[Start]

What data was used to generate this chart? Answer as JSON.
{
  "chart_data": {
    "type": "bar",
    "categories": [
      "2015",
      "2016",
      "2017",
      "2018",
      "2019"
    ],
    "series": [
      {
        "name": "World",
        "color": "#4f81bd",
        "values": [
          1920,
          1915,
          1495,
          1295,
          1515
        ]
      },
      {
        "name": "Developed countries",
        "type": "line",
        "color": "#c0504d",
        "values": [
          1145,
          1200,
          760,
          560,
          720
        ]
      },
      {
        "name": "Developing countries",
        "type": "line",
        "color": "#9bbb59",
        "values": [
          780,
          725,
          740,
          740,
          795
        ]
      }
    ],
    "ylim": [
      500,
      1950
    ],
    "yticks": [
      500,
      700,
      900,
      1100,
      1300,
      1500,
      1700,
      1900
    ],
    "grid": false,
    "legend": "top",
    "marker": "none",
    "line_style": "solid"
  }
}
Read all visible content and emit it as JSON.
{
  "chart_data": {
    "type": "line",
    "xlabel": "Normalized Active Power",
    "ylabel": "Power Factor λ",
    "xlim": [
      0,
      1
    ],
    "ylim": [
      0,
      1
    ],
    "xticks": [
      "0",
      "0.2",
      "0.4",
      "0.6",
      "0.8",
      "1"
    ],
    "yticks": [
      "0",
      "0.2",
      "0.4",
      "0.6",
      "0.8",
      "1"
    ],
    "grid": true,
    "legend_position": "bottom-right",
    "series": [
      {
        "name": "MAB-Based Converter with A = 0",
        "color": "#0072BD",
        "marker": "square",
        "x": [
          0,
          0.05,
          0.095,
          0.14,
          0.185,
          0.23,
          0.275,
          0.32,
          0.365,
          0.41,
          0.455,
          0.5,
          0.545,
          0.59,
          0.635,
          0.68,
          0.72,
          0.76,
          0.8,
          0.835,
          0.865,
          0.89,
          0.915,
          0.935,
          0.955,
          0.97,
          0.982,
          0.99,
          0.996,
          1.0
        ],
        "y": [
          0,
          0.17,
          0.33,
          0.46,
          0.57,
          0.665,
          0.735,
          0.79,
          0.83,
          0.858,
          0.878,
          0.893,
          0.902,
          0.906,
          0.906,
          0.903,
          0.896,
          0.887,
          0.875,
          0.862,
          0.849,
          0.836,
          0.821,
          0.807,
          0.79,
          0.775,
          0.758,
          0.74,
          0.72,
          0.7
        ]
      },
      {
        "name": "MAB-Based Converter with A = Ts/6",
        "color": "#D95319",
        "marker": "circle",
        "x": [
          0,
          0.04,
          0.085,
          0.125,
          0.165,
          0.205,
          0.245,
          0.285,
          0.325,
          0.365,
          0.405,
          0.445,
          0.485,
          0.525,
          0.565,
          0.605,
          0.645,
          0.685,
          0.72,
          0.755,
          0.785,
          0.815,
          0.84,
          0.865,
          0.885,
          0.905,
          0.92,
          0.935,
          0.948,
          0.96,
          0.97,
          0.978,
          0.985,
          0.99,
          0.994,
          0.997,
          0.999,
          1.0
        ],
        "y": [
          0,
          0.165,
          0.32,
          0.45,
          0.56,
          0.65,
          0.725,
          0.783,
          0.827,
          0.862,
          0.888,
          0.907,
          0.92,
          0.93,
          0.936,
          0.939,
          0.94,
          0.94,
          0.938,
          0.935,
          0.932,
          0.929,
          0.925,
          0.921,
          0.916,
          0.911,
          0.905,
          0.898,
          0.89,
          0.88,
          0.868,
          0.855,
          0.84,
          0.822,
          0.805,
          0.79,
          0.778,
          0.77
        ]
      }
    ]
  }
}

[End]

■ **WHAT IS REQUIRED**:
Show, from the listing above, each line that contains the word "Power".

■ **EXERCISE RESULT**:
    "xlabel": "Normalized Active Power",
    "ylabel": "Power Factor λ",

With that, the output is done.